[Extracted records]
┌────────

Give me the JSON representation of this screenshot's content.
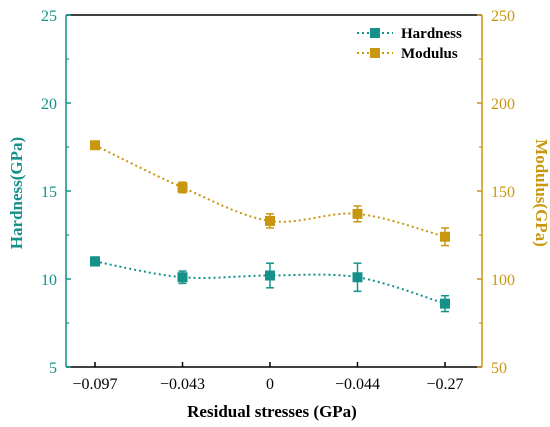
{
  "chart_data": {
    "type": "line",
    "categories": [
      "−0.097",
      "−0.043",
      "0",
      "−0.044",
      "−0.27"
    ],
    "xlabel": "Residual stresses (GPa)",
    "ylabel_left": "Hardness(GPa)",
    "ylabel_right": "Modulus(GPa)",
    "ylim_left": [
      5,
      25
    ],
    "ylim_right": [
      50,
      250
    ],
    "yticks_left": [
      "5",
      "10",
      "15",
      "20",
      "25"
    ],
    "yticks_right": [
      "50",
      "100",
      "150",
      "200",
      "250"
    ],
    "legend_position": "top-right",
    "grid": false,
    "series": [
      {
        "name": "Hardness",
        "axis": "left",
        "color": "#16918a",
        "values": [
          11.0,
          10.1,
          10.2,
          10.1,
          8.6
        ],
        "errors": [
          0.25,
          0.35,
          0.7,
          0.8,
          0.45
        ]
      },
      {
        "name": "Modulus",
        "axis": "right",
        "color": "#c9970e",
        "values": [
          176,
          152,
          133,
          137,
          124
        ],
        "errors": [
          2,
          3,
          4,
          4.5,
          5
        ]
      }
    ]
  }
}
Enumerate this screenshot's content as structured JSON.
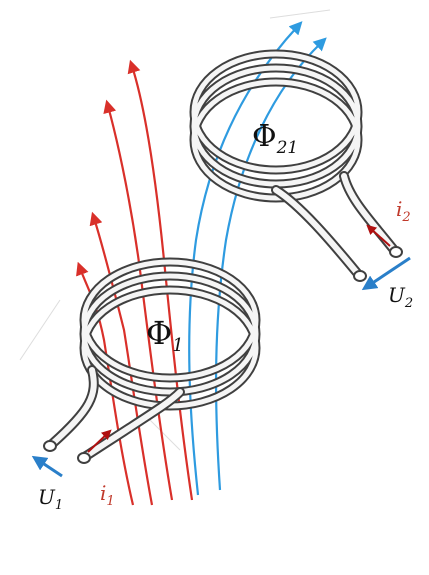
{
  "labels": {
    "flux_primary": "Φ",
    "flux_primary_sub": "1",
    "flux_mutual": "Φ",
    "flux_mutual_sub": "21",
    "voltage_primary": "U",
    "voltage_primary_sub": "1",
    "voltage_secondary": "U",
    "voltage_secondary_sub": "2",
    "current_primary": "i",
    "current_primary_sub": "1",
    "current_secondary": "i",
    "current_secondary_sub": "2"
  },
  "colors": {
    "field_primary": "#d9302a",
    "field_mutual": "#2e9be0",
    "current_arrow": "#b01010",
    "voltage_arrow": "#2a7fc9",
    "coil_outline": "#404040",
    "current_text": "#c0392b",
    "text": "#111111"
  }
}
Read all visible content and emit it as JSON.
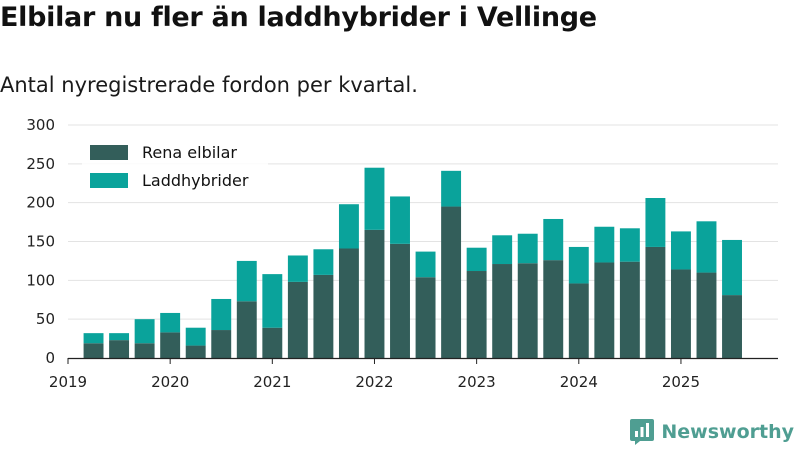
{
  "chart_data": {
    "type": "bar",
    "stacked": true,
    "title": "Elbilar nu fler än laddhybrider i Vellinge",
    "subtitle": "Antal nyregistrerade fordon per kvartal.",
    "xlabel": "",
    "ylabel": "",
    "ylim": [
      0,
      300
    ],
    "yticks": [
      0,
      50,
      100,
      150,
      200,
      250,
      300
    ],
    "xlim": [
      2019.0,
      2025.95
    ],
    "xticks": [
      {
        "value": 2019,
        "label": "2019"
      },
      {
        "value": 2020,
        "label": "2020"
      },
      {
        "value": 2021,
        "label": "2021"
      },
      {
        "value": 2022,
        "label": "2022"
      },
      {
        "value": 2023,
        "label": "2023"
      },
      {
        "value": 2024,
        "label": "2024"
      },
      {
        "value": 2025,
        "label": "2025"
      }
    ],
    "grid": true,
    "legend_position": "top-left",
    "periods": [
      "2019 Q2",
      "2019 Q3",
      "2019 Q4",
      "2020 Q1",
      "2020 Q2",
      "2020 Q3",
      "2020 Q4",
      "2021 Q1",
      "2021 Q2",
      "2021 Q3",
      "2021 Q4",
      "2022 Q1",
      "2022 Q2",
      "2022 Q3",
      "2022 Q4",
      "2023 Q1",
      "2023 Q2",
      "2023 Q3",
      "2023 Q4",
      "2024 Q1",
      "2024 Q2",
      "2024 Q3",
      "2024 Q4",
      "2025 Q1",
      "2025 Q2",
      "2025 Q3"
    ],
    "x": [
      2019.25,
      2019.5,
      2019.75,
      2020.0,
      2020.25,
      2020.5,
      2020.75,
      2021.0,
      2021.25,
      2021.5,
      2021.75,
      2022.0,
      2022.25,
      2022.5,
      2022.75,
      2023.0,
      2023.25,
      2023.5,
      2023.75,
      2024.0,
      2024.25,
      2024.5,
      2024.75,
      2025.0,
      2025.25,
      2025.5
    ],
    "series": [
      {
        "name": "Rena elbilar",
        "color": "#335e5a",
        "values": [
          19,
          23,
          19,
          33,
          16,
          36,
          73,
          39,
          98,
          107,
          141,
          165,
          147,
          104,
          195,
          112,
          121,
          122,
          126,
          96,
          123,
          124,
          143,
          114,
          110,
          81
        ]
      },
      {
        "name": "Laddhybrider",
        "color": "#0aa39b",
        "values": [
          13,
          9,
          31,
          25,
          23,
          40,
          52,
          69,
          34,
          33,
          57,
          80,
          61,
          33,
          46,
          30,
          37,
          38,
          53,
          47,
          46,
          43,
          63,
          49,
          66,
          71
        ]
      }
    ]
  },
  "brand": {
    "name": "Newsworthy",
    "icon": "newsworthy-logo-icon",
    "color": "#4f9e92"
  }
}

└────────

Reproduce every line above as written, skipping pictures.

Give me the JSON representation of this screenshot's content.
{
  "chart_data": {
    "type": "line",
    "categories": [
      "−0.097",
      "−0.043",
      "0",
      "−0.044",
      "−0.27"
    ],
    "xlabel": "Residual stresses (GPa)",
    "ylabel_left": "Hardness(GPa)",
    "ylabel_right": "Modulus(GPa)",
    "ylim_left": [
      5,
      25
    ],
    "ylim_right": [
      50,
      250
    ],
    "yticks_left": [
      "5",
      "10",
      "15",
      "20",
      "25"
    ],
    "yticks_right": [
      "50",
      "100",
      "150",
      "200",
      "250"
    ],
    "legend_position": "top-right",
    "grid": false,
    "series": [
      {
        "name": "Hardness",
        "axis": "left",
        "color": "#16918a",
        "values": [
          11.0,
          10.1,
          10.2,
          10.1,
          8.6
        ],
        "errors": [
          0.25,
          0.35,
          0.7,
          0.8,
          0.45
        ]
      },
      {
        "name": "Modulus",
        "axis": "right",
        "color": "#c9970e",
        "values": [
          176,
          152,
          133,
          137,
          124
        ],
        "errors": [
          2,
          3,
          4,
          4.5,
          5
        ]
      }
    ]
  }
}
Enumerate this screenshot's content as structured JSON.
{
  "labels": {
    "flux_primary": "Φ",
    "flux_primary_sub": "1",
    "flux_mutual": "Φ",
    "flux_mutual_sub": "21",
    "voltage_primary": "U",
    "voltage_primary_sub": "1",
    "voltage_secondary": "U",
    "voltage_secondary_sub": "2",
    "current_primary": "i",
    "current_primary_sub": "1",
    "current_secondary": "i",
    "current_secondary_sub": "2"
  },
  "colors": {
    "field_primary": "#d9302a",
    "field_mutual": "#2e9be0",
    "current_arrow": "#b01010",
    "voltage_arrow": "#2a7fc9",
    "coil_outline": "#404040",
    "current_text": "#c0392b",
    "text": "#111111"
  }
}
Read all visible content and emit it as JSON.
{
  "chart_data": {
    "type": "bar",
    "stacked": true,
    "title": "Elbilar nu fler än laddhybrider i Vellinge",
    "subtitle": "Antal nyregistrerade fordon per kvartal.",
    "xlabel": "",
    "ylabel": "",
    "ylim": [
      0,
      300
    ],
    "yticks": [
      0,
      50,
      100,
      150,
      200,
      250,
      300
    ],
    "xlim": [
      2019.0,
      2025.95
    ],
    "xticks": [
      {
        "value": 2019,
        "label": "2019"
      },
      {
        "value": 2020,
        "label": "2020"
      },
      {
        "value": 2021,
        "label": "2021"
      },
      {
        "value": 2022,
        "label": "2022"
      },
      {
        "value": 2023,
        "label": "2023"
      },
      {
        "value": 2024,
        "label": "2024"
      },
      {
        "value": 2025,
        "label": "2025"
      }
    ],
    "grid": true,
    "legend_position": "top-left",
    "periods": [
      "2019 Q2",
      "2019 Q3",
      "2019 Q4",
      "2020 Q1",
      "2020 Q2",
      "2020 Q3",
      "2020 Q4",
      "2021 Q1",
      "2021 Q2",
      "2021 Q3",
      "2021 Q4",
      "2022 Q1",
      "2022 Q2",
      "2022 Q3",
      "2022 Q4",
      "2023 Q1",
      "2023 Q2",
      "2023 Q3",
      "2023 Q4",
      "2024 Q1",
      "2024 Q2",
      "2024 Q3",
      "2024 Q4",
      "2025 Q1",
      "2025 Q2",
      "2025 Q3"
    ],
    "x": [
      2019.25,
      2019.5,
      2019.75,
      2020.0,
      2020.25,
      2020.5,
      2020.75,
      2021.0,
      2021.25,
      2021.5,
      2021.75,
      2022.0,
      2022.25,
      2022.5,
      2022.75,
      2023.0,
      2023.25,
      2023.5,
      2023.75,
      2024.0,
      2024.25,
      2024.5,
      2024.75,
      2025.0,
      2025.25,
      2025.5
    ],
    "series": [
      {
        "name": "Rena elbilar",
        "color": "#335e5a",
        "values": [
          19,
          23,
          19,
          33,
          16,
          36,
          73,
          39,
          98,
          107,
          141,
          165,
          147,
          104,
          195,
          112,
          121,
          122,
          126,
          96,
          123,
          124,
          143,
          114,
          110,
          81
        ]
      },
      {
        "name": "Laddhybrider",
        "color": "#0aa39b",
        "values": [
          13,
          9,
          31,
          25,
          23,
          40,
          52,
          69,
          34,
          33,
          57,
          80,
          61,
          33,
          46,
          30,
          37,
          38,
          53,
          47,
          46,
          43,
          63,
          49,
          66,
          71
        ]
      }
    ]
  },
  "brand": {
    "name": "Newsworthy",
    "icon": "newsworthy-logo-icon",
    "color": "#4f9e92"
  }
}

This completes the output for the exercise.